» **Instruction**:
Go through the material below, count the lines with the word "been", and reply with the count alone.
--- start Data excerpts ---
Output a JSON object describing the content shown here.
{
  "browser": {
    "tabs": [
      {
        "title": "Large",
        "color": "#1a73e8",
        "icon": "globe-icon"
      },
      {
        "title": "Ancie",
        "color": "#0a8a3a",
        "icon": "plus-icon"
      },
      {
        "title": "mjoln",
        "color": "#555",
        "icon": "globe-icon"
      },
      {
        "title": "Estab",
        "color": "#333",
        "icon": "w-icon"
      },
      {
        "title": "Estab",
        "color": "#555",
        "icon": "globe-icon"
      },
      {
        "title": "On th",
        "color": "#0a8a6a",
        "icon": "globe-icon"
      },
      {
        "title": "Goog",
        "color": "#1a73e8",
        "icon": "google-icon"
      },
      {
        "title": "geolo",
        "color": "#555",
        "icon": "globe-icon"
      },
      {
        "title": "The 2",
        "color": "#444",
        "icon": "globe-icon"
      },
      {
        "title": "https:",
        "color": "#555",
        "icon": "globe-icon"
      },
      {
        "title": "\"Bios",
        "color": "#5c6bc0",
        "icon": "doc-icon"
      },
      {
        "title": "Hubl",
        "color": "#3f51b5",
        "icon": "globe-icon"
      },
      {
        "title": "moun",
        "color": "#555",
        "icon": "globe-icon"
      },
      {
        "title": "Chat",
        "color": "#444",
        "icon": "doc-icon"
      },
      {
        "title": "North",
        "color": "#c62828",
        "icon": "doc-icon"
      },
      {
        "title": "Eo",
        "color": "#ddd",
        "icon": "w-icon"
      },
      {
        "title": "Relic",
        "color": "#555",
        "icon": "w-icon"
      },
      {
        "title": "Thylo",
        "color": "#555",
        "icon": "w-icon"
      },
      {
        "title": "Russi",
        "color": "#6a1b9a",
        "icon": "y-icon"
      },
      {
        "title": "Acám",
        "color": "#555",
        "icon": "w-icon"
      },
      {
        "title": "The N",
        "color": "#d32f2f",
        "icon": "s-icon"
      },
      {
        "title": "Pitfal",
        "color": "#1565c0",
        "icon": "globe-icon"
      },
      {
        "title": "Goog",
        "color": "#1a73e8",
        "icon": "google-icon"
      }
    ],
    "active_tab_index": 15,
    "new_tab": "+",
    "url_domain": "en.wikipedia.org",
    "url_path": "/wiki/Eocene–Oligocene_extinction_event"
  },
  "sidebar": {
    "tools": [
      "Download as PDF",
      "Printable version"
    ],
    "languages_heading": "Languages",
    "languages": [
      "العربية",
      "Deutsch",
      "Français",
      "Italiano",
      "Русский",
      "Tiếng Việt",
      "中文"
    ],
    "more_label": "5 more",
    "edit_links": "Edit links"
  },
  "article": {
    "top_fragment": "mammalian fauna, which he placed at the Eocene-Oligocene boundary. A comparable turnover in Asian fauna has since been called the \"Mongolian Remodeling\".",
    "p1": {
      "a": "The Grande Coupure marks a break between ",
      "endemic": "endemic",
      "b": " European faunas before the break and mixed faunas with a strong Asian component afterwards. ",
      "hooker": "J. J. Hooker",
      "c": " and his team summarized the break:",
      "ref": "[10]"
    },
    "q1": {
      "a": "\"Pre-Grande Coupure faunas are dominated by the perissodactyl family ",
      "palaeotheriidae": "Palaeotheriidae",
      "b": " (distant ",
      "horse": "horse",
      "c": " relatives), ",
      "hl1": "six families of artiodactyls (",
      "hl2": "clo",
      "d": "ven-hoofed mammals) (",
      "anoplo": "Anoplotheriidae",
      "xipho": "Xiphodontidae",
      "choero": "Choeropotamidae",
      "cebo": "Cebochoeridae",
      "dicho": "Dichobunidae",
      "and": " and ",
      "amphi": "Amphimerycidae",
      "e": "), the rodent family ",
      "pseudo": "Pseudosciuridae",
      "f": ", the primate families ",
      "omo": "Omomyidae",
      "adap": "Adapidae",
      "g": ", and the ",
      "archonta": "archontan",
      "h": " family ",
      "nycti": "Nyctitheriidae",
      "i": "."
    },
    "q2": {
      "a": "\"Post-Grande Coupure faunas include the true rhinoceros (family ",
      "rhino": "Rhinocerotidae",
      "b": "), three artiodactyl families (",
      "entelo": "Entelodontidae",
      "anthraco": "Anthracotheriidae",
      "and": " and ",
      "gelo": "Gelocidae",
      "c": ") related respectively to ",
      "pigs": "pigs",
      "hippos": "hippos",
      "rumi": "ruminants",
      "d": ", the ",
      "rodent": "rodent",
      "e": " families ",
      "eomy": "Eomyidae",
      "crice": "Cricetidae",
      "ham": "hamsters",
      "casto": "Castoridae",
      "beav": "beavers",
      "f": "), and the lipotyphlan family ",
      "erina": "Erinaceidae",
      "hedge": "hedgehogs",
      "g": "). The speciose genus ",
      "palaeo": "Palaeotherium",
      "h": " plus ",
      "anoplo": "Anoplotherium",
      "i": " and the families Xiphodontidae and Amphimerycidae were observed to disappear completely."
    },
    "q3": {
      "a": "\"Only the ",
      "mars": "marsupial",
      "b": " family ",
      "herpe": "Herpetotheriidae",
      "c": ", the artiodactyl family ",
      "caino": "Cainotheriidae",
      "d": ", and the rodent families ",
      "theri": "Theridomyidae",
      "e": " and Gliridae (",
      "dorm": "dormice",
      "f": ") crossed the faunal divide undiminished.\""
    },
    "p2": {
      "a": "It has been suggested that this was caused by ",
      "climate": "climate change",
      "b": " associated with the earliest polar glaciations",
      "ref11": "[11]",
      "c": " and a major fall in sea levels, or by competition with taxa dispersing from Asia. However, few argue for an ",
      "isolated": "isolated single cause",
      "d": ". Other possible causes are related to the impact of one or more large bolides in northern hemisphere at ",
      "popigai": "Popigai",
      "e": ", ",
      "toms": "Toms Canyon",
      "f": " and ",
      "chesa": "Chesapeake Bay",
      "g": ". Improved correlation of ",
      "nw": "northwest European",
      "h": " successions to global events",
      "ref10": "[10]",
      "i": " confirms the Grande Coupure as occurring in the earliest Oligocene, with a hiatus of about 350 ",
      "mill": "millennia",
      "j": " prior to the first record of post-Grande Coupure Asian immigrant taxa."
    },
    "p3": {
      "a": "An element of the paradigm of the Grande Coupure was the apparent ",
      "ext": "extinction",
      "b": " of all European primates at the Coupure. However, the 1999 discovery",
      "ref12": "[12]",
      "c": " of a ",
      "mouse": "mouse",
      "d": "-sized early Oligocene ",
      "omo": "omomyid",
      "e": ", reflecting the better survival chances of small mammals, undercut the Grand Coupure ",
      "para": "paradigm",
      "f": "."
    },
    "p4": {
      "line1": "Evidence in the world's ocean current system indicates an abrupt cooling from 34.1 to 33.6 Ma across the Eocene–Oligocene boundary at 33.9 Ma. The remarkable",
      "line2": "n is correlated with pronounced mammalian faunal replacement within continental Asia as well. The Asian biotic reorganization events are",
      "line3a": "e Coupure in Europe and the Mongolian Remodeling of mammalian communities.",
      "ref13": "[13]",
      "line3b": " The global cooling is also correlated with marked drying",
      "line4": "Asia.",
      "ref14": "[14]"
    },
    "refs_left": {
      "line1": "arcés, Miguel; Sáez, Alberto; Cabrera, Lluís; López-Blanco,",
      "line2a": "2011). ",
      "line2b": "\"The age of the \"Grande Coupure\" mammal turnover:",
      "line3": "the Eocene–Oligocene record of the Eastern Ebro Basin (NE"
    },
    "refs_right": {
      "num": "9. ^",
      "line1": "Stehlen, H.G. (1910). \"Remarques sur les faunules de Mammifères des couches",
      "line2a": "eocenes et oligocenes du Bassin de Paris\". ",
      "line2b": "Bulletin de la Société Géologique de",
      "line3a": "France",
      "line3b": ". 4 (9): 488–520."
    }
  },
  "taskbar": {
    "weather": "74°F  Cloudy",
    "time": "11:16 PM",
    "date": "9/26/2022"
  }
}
--- end Data excerpts ---
» **Output below**:
2